TASK DETAILS: A verbatim copy of the records is required, with all pictures left out.

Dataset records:
:::::

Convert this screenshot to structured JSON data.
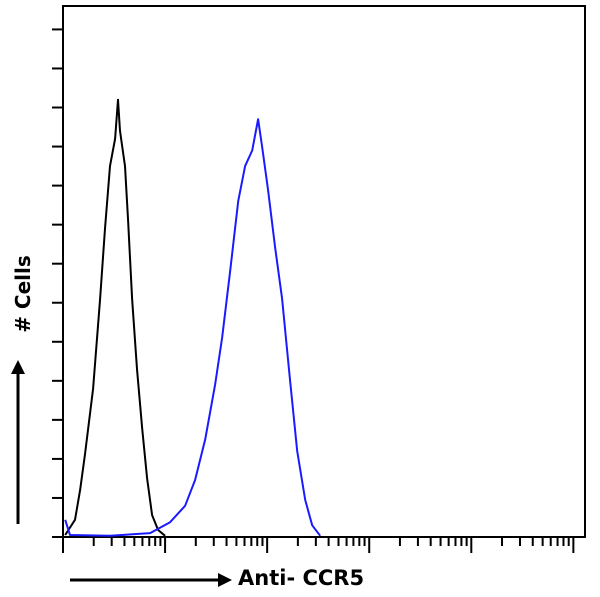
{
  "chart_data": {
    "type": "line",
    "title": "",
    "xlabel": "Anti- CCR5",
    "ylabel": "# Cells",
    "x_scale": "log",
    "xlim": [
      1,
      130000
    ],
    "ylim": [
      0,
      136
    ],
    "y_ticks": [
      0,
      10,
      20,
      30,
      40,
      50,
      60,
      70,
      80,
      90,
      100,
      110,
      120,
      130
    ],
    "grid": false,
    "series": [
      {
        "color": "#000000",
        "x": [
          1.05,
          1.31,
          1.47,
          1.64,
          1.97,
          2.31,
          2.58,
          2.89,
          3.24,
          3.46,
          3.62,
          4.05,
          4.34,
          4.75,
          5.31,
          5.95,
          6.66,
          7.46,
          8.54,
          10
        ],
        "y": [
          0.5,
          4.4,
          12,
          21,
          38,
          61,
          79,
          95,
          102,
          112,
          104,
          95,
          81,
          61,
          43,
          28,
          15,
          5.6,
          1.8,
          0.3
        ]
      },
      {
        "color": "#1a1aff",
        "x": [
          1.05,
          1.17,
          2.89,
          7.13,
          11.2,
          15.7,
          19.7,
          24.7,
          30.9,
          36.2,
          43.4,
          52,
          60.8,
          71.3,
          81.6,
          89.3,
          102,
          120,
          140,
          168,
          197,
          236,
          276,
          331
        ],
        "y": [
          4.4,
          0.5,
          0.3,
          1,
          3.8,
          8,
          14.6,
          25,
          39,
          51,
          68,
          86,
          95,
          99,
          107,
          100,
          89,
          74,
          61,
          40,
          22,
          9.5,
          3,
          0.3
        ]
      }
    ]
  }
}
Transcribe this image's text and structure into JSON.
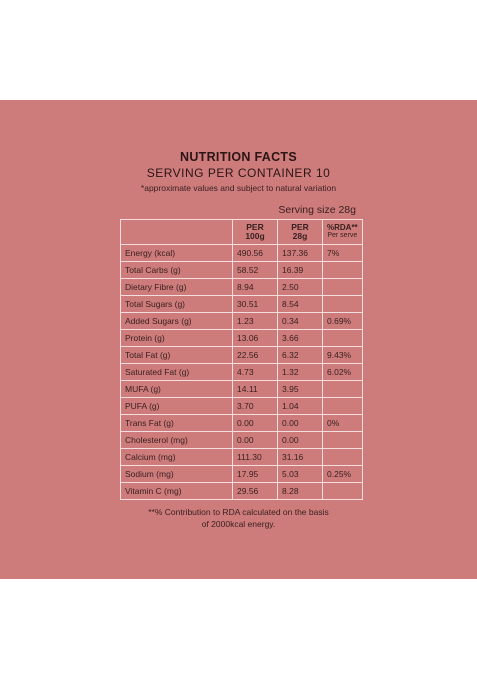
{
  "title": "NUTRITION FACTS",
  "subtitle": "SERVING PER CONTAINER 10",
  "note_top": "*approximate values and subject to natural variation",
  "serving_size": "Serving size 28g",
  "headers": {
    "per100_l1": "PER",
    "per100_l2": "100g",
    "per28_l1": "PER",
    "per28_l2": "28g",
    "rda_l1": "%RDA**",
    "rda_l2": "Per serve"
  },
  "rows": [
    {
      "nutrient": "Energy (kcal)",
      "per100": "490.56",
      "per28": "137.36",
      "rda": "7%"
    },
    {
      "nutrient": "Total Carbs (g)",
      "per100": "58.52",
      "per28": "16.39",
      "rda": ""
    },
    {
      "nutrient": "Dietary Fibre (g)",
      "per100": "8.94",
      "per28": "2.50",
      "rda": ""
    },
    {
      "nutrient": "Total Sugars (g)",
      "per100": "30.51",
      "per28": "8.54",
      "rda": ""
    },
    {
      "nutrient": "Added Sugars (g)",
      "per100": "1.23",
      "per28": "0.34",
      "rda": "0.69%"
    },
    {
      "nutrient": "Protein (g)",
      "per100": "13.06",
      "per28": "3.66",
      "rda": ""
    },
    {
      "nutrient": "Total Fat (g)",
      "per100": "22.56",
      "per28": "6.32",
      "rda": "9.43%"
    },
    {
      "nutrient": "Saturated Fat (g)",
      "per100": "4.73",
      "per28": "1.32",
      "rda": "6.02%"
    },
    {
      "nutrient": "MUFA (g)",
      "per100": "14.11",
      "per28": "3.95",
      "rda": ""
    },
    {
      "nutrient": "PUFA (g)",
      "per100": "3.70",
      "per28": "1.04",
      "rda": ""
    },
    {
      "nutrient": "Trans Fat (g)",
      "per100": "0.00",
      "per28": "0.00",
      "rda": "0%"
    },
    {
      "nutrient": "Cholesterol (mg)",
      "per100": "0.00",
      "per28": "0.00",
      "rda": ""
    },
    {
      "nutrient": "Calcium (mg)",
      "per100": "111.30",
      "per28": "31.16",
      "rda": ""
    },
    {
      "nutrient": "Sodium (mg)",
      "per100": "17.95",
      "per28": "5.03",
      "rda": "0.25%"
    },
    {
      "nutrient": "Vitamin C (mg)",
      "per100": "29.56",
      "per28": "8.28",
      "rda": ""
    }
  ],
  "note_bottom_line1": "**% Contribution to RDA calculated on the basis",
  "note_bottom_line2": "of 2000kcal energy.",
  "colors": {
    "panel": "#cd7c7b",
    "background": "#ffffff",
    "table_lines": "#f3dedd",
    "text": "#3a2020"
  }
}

:::::

WRITTEN RESPONSE:
Convert this screenshot to structured JSON data.
{
  "chart_data": {
    "type": "line",
    "title": "",
    "xlabel": "Anti- CCR5",
    "ylabel": "# Cells",
    "x_scale": "log",
    "xlim": [
      1,
      130000
    ],
    "ylim": [
      0,
      136
    ],
    "y_ticks": [
      0,
      10,
      20,
      30,
      40,
      50,
      60,
      70,
      80,
      90,
      100,
      110,
      120,
      130
    ],
    "grid": false,
    "series": [
      {
        "color": "#000000",
        "x": [
          1.05,
          1.31,
          1.47,
          1.64,
          1.97,
          2.31,
          2.58,
          2.89,
          3.24,
          3.46,
          3.62,
          4.05,
          4.34,
          4.75,
          5.31,
          5.95,
          6.66,
          7.46,
          8.54,
          10
        ],
        "y": [
          0.5,
          4.4,
          12,
          21,
          38,
          61,
          79,
          95,
          102,
          112,
          104,
          95,
          81,
          61,
          43,
          28,
          15,
          5.6,
          1.8,
          0.3
        ]
      },
      {
        "color": "#1a1aff",
        "x": [
          1.05,
          1.17,
          2.89,
          7.13,
          11.2,
          15.7,
          19.7,
          24.7,
          30.9,
          36.2,
          43.4,
          52,
          60.8,
          71.3,
          81.6,
          89.3,
          102,
          120,
          140,
          168,
          197,
          236,
          276,
          331
        ],
        "y": [
          4.4,
          0.5,
          0.3,
          1,
          3.8,
          8,
          14.6,
          25,
          39,
          51,
          68,
          86,
          95,
          99,
          107,
          100,
          89,
          74,
          61,
          40,
          22,
          9.5,
          3,
          0.3
        ]
      }
    ]
  }
}
Transcribe this image's text and structure into JSON.
{
  "title": "NUTRITION FACTS",
  "subtitle": "SERVING PER CONTAINER 10",
  "note_top": "*approximate values and subject to natural variation",
  "serving_size": "Serving size 28g",
  "headers": {
    "per100_l1": "PER",
    "per100_l2": "100g",
    "per28_l1": "PER",
    "per28_l2": "28g",
    "rda_l1": "%RDA**",
    "rda_l2": "Per serve"
  },
  "rows": [
    {
      "nutrient": "Energy (kcal)",
      "per100": "490.56",
      "per28": "137.36",
      "rda": "7%"
    },
    {
      "nutrient": "Total Carbs (g)",
      "per100": "58.52",
      "per28": "16.39",
      "rda": ""
    },
    {
      "nutrient": "Dietary Fibre (g)",
      "per100": "8.94",
      "per28": "2.50",
      "rda": ""
    },
    {
      "nutrient": "Total Sugars (g)",
      "per100": "30.51",
      "per28": "8.54",
      "rda": ""
    },
    {
      "nutrient": "Added Sugars (g)",
      "per100": "1.23",
      "per28": "0.34",
      "rda": "0.69%"
    },
    {
      "nutrient": "Protein (g)",
      "per100": "13.06",
      "per28": "3.66",
      "rda": ""
    },
    {
      "nutrient": "Total Fat (g)",
      "per100": "22.56",
      "per28": "6.32",
      "rda": "9.43%"
    },
    {
      "nutrient": "Saturated Fat (g)",
      "per100": "4.73",
      "per28": "1.32",
      "rda": "6.02%"
    },
    {
      "nutrient": "MUFA (g)",
      "per100": "14.11",
      "per28": "3.95",
      "rda": ""
    },
    {
      "nutrient": "PUFA (g)",
      "per100": "3.70",
      "per28": "1.04",
      "rda": ""
    },
    {
      "nutrient": "Trans Fat (g)",
      "per100": "0.00",
      "per28": "0.00",
      "rda": "0%"
    },
    {
      "nutrient": "Cholesterol (mg)",
      "per100": "0.00",
      "per28": "0.00",
      "rda": ""
    },
    {
      "nutrient": "Calcium (mg)",
      "per100": "111.30",
      "per28": "31.16",
      "rda": ""
    },
    {
      "nutrient": "Sodium (mg)",
      "per100": "17.95",
      "per28": "5.03",
      "rda": "0.25%"
    },
    {
      "nutrient": "Vitamin C (mg)",
      "per100": "29.56",
      "per28": "8.28",
      "rda": ""
    }
  ],
  "note_bottom_line1": "**% Contribution to RDA calculated on the basis",
  "note_bottom_line2": "of 2000kcal energy.",
  "colors": {
    "panel": "#cd7c7b",
    "background": "#ffffff",
    "table_lines": "#f3dedd",
    "text": "#3a2020"
  }
}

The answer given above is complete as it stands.